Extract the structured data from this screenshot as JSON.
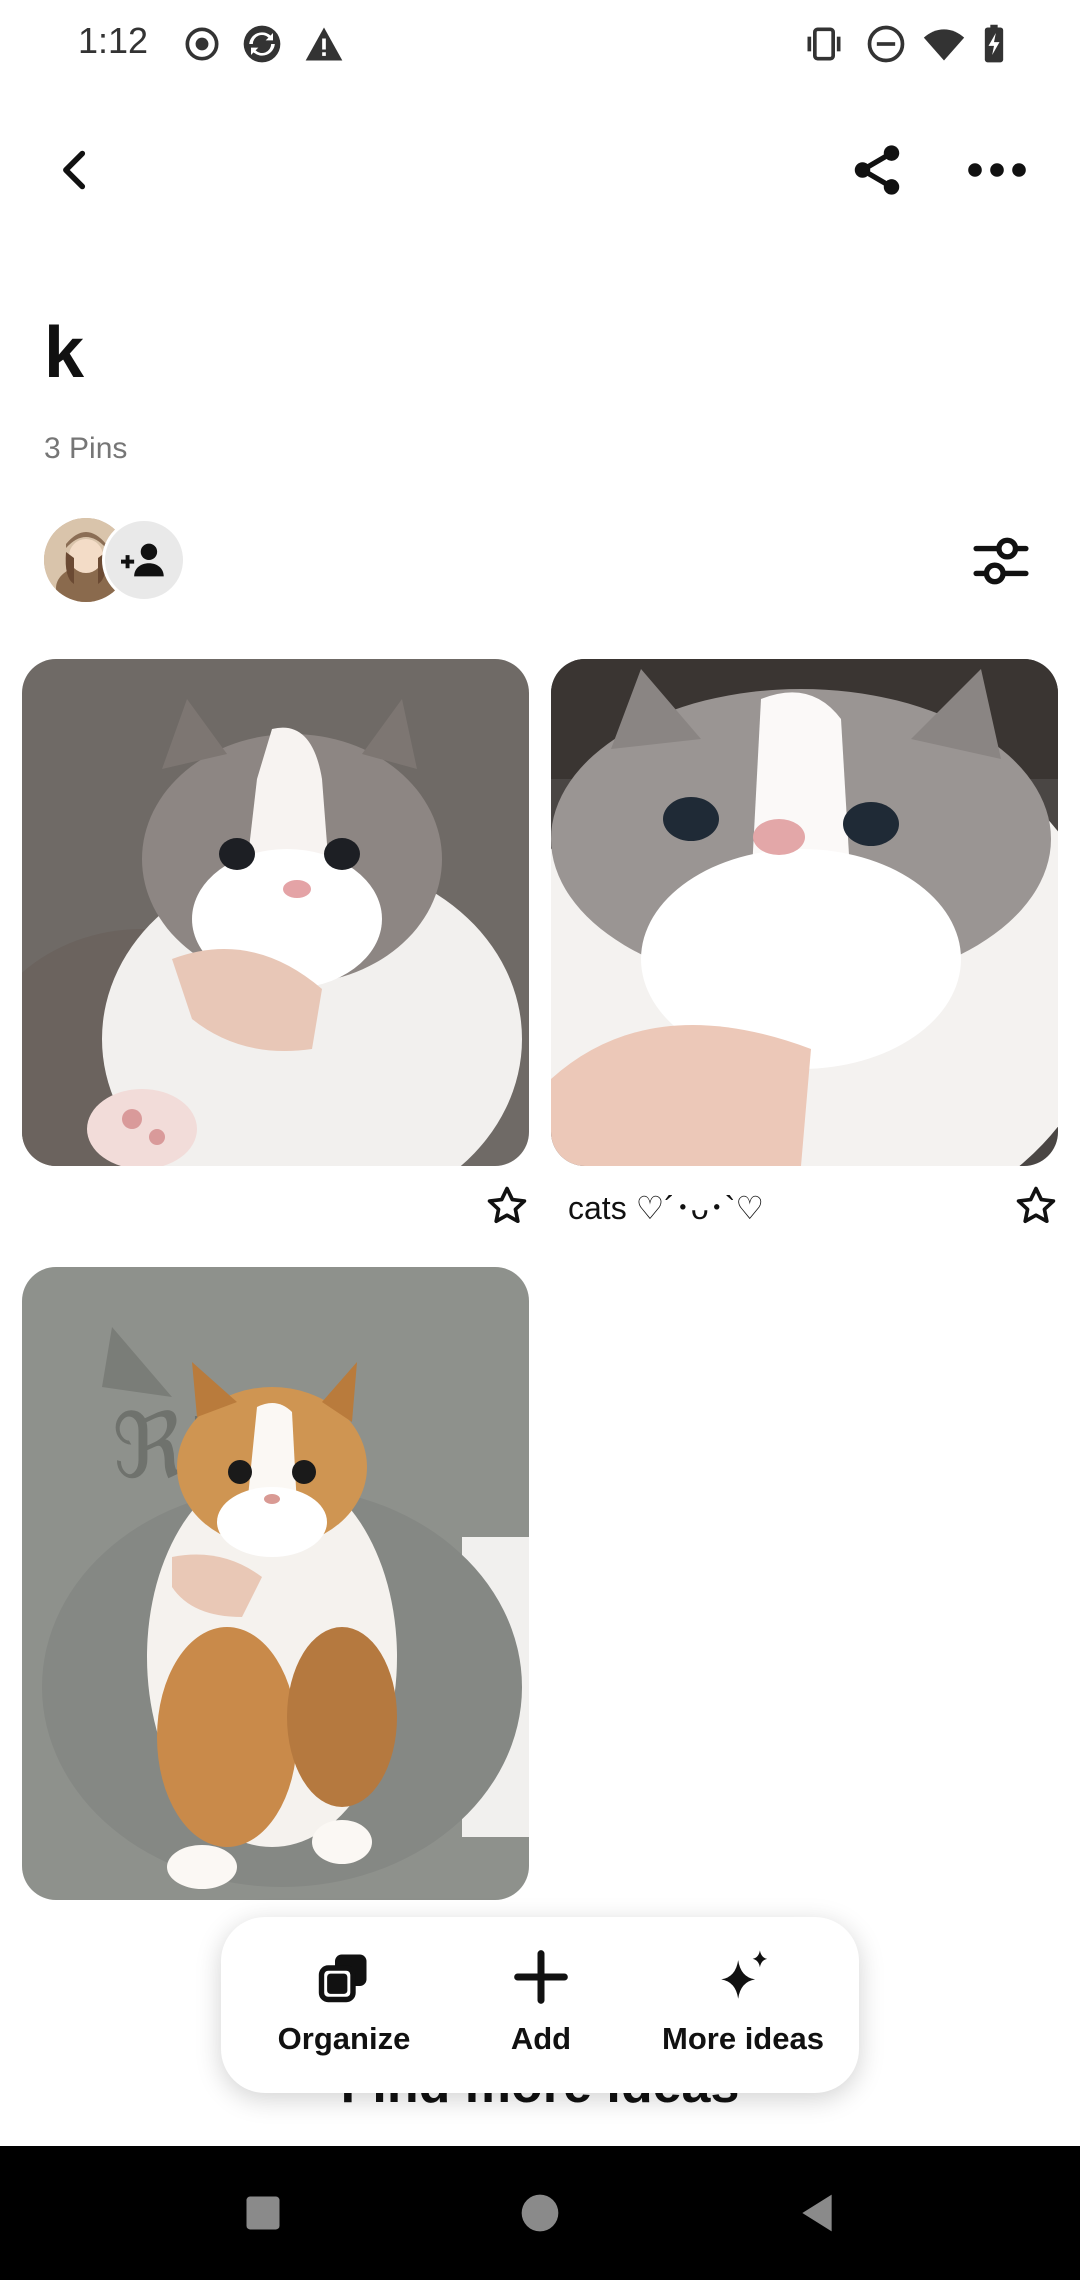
{
  "status_bar": {
    "time": "1:12",
    "left_icons": [
      "record-icon",
      "sync-app-icon",
      "warning-icon"
    ],
    "right_icons": [
      "vibrate-icon",
      "dnd-icon",
      "wifi-icon",
      "battery-charging-icon"
    ]
  },
  "header": {
    "back_icon": "chevron-left-icon",
    "share_icon": "share-icon",
    "more_icon": "more-horizontal-icon"
  },
  "board": {
    "title": "k",
    "pin_count": "3 Pins"
  },
  "pins": [
    {
      "caption": "",
      "alt": "grey and white kitten held by hand"
    },
    {
      "caption": "cats ♡´･ᴗ･`♡",
      "alt": "grey and white cat close-up"
    },
    {
      "caption": "",
      "alt": "calico fluffy kitten held on lap"
    }
  ],
  "footer": {
    "find_more": "Find more ideas"
  },
  "action_bar": {
    "organize_label": "Organize",
    "add_label": "Add",
    "more_ideas_label": "More ideas"
  },
  "colors": {
    "text_primary": "#111111",
    "text_secondary": "#767676",
    "nav_bar": "#000000"
  }
}
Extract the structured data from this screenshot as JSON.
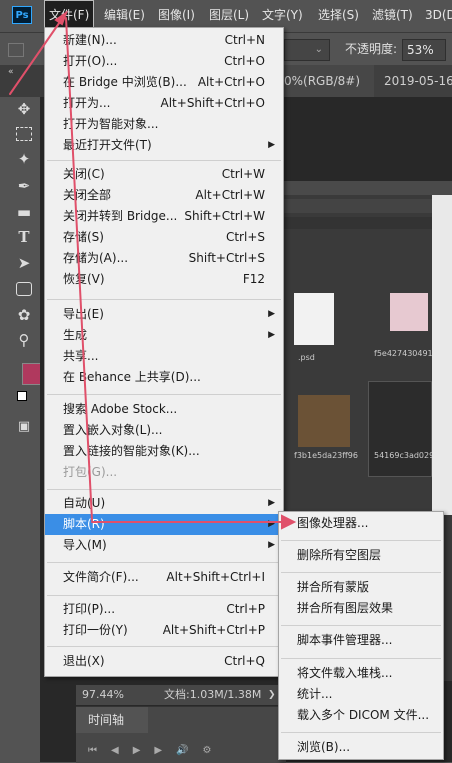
{
  "menubar": {
    "logo": "Ps",
    "items": [
      "文件(F)",
      "编辑(E)",
      "图像(I)",
      "图层(L)",
      "文字(Y)",
      "选择(S)",
      "滤镜(T)",
      "3D(D"
    ]
  },
  "options": {
    "opacity_label": "不透明度:",
    "opacity_value": "53%"
  },
  "tabs": [
    "0%(RGB/8#)",
    "2019-05-16."
  ],
  "status": {
    "zoom": "97.44%",
    "doc": "文档:1.03M/1.38M"
  },
  "timeline": {
    "title": "时间轴"
  },
  "inner_thumbs": [
    ".psd",
    "f5e4274304917",
    "f3b1e5da23ff96",
    "54169c3ad02937"
  ],
  "file_menu": [
    {
      "label": "新建(N)...",
      "shortcut": "Ctrl+N"
    },
    {
      "label": "打开(O)...",
      "shortcut": "Ctrl+O"
    },
    {
      "label": "在 Bridge 中浏览(B)...",
      "shortcut": "Alt+Ctrl+O"
    },
    {
      "label": "打开为...",
      "shortcut": "Alt+Shift+Ctrl+O"
    },
    {
      "label": "打开为智能对象...",
      "shortcut": ""
    },
    {
      "label": "最近打开文件(T)",
      "shortcut": ""
    },
    {
      "label": "关闭(C)",
      "shortcut": "Ctrl+W"
    },
    {
      "label": "关闭全部",
      "shortcut": "Alt+Ctrl+W"
    },
    {
      "label": "关闭并转到 Bridge...",
      "shortcut": "Shift+Ctrl+W"
    },
    {
      "label": "存储(S)",
      "shortcut": "Ctrl+S"
    },
    {
      "label": "存储为(A)...",
      "shortcut": "Shift+Ctrl+S"
    },
    {
      "label": "恢复(V)",
      "shortcut": "F12"
    },
    {
      "label": "导出(E)",
      "shortcut": ""
    },
    {
      "label": "生成",
      "shortcut": ""
    },
    {
      "label": "共享...",
      "shortcut": ""
    },
    {
      "label": "在 Behance 上共享(D)...",
      "shortcut": ""
    },
    {
      "label": "搜索 Adobe Stock...",
      "shortcut": ""
    },
    {
      "label": "置入嵌入对象(L)...",
      "shortcut": ""
    },
    {
      "label": "置入链接的智能对象(K)...",
      "shortcut": ""
    },
    {
      "label": "打包(G)...",
      "shortcut": ""
    },
    {
      "label": "自动(U)",
      "shortcut": ""
    },
    {
      "label": "脚本(R)",
      "shortcut": ""
    },
    {
      "label": "导入(M)",
      "shortcut": ""
    },
    {
      "label": "文件简介(F)...",
      "shortcut": "Alt+Shift+Ctrl+I"
    },
    {
      "label": "打印(P)...",
      "shortcut": "Ctrl+P"
    },
    {
      "label": "打印一份(Y)",
      "shortcut": "Alt+Shift+Ctrl+P"
    },
    {
      "label": "退出(X)",
      "shortcut": "Ctrl+Q"
    }
  ],
  "script_menu": [
    {
      "label": "图像处理器..."
    },
    {
      "label": "删除所有空图层"
    },
    {
      "label": "拼合所有蒙版"
    },
    {
      "label": "拼合所有图层效果"
    },
    {
      "label": "脚本事件管理器..."
    },
    {
      "label": "将文件载入堆栈..."
    },
    {
      "label": "统计..."
    },
    {
      "label": "载入多个 DICOM 文件..."
    },
    {
      "label": "浏览(B)..."
    }
  ],
  "colors": {
    "foreground": "#b0395e",
    "highlight": "#3a8ee6",
    "annotation_arrow": "#e0506a"
  }
}
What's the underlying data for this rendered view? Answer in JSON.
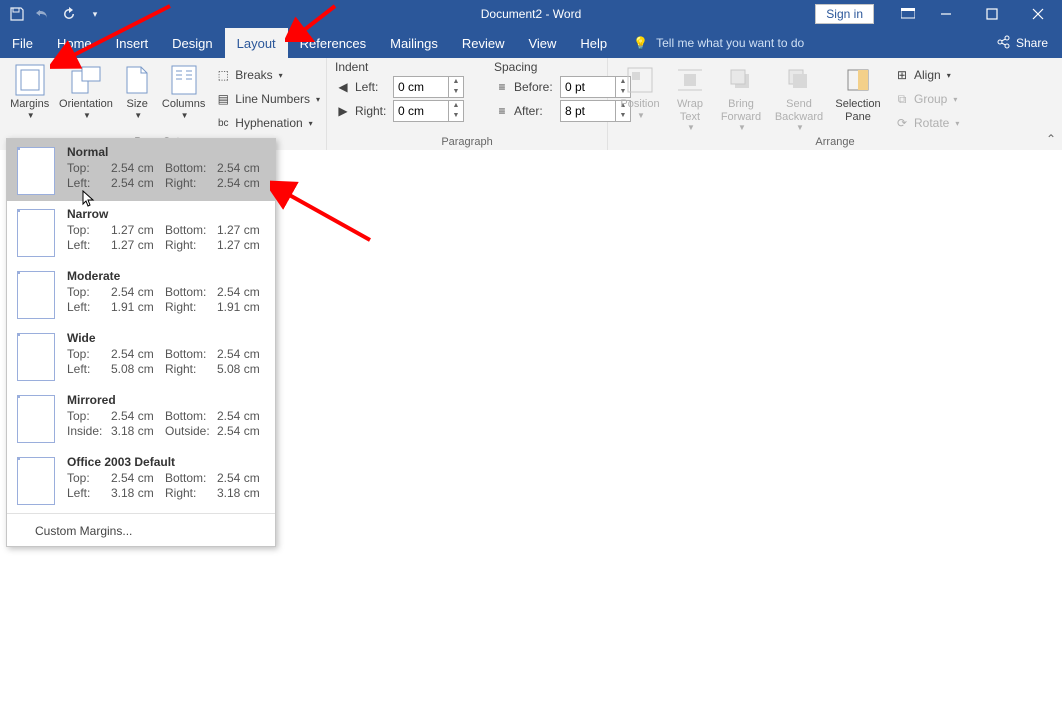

_TASK OBJECTIVE:_ Reproduce the material in its entirety and word for word, without the pictures.

_OUTPUT:_
Extract the structured data from this screenshot as JSON.
{
  "status_bar": {
    "time": "1:12",
    "left_icons": [
      "record-icon",
      "sync-app-icon",
      "warning-icon"
    ],
    "right_icons": [
      "vibrate-icon",
      "dnd-icon",
      "wifi-icon",
      "battery-charging-icon"
    ]
  },
  "header": {
    "back_icon": "chevron-left-icon",
    "share_icon": "share-icon",
    "more_icon": "more-horizontal-icon"
  },
  "board": {
    "title": "k",
    "pin_count": "3 Pins"
  },
  "pins": [
    {
      "caption": "",
      "alt": "grey and white kitten held by hand"
    },
    {
      "caption": "cats ♡´･ᴗ･`♡",
      "alt": "grey and white cat close-up"
    },
    {
      "caption": "",
      "alt": "calico fluffy kitten held on lap"
    }
  ],
  "footer": {
    "find_more": "Find more ideas"
  },
  "action_bar": {
    "organize_label": "Organize",
    "add_label": "Add",
    "more_ideas_label": "More ideas"
  },
  "colors": {
    "text_primary": "#111111",
    "text_secondary": "#767676",
    "nav_bar": "#000000"
  }
}
Extract the structured data from this screenshot as JSON.
{
  "menubar": {
    "logo": "Ps",
    "items": [
      "文件(F)",
      "编辑(E)",
      "图像(I)",
      "图层(L)",
      "文字(Y)",
      "选择(S)",
      "滤镜(T)",
      "3D(D"
    ]
  },
  "options": {
    "opacity_label": "不透明度:",
    "opacity_value": "53%"
  },
  "tabs": [
    "0%(RGB/8#)",
    "2019-05-16."
  ],
  "status": {
    "zoom": "97.44%",
    "doc": "文档:1.03M/1.38M"
  },
  "timeline": {
    "title": "时间轴"
  },
  "inner_thumbs": [
    ".psd",
    "f5e4274304917",
    "f3b1e5da23ff96",
    "54169c3ad02937"
  ],
  "file_menu": [
    {
      "label": "新建(N)...",
      "shortcut": "Ctrl+N"
    },
    {
      "label": "打开(O)...",
      "shortcut": "Ctrl+O"
    },
    {
      "label": "在 Bridge 中浏览(B)...",
      "shortcut": "Alt+Ctrl+O"
    },
    {
      "label": "打开为...",
      "shortcut": "Alt+Shift+Ctrl+O"
    },
    {
      "label": "打开为智能对象...",
      "shortcut": ""
    },
    {
      "label": "最近打开文件(T)",
      "shortcut": ""
    },
    {
      "label": "关闭(C)",
      "shortcut": "Ctrl+W"
    },
    {
      "label": "关闭全部",
      "shortcut": "Alt+Ctrl+W"
    },
    {
      "label": "关闭并转到 Bridge...",
      "shortcut": "Shift+Ctrl+W"
    },
    {
      "label": "存储(S)",
      "shortcut": "Ctrl+S"
    },
    {
      "label": "存储为(A)...",
      "shortcut": "Shift+Ctrl+S"
    },
    {
      "label": "恢复(V)",
      "shortcut": "F12"
    },
    {
      "label": "导出(E)",
      "shortcut": ""
    },
    {
      "label": "生成",
      "shortcut": ""
    },
    {
      "label": "共享...",
      "shortcut": ""
    },
    {
      "label": "在 Behance 上共享(D)...",
      "shortcut": ""
    },
    {
      "label": "搜索 Adobe Stock...",
      "shortcut": ""
    },
    {
      "label": "置入嵌入对象(L)...",
      "shortcut": ""
    },
    {
      "label": "置入链接的智能对象(K)...",
      "shortcut": ""
    },
    {
      "label": "打包(G)...",
      "shortcut": ""
    },
    {
      "label": "自动(U)",
      "shortcut": ""
    },
    {
      "label": "脚本(R)",
      "shortcut": ""
    },
    {
      "label": "导入(M)",
      "shortcut": ""
    },
    {
      "label": "文件简介(F)...",
      "shortcut": "Alt+Shift+Ctrl+I"
    },
    {
      "label": "打印(P)...",
      "shortcut": "Ctrl+P"
    },
    {
      "label": "打印一份(Y)",
      "shortcut": "Alt+Shift+Ctrl+P"
    },
    {
      "label": "退出(X)",
      "shortcut": "Ctrl+Q"
    }
  ],
  "script_menu": [
    {
      "label": "图像处理器..."
    },
    {
      "label": "删除所有空图层"
    },
    {
      "label": "拼合所有蒙版"
    },
    {
      "label": "拼合所有图层效果"
    },
    {
      "label": "脚本事件管理器..."
    },
    {
      "label": "将文件载入堆栈..."
    },
    {
      "label": "统计..."
    },
    {
      "label": "载入多个 DICOM 文件..."
    },
    {
      "label": "浏览(B)..."
    }
  ],
  "colors": {
    "foreground": "#b0395e",
    "highlight": "#3a8ee6",
    "annotation_arrow": "#e0506a"
  }
}
What's the underlying data for this rendered view? Answer in JSON.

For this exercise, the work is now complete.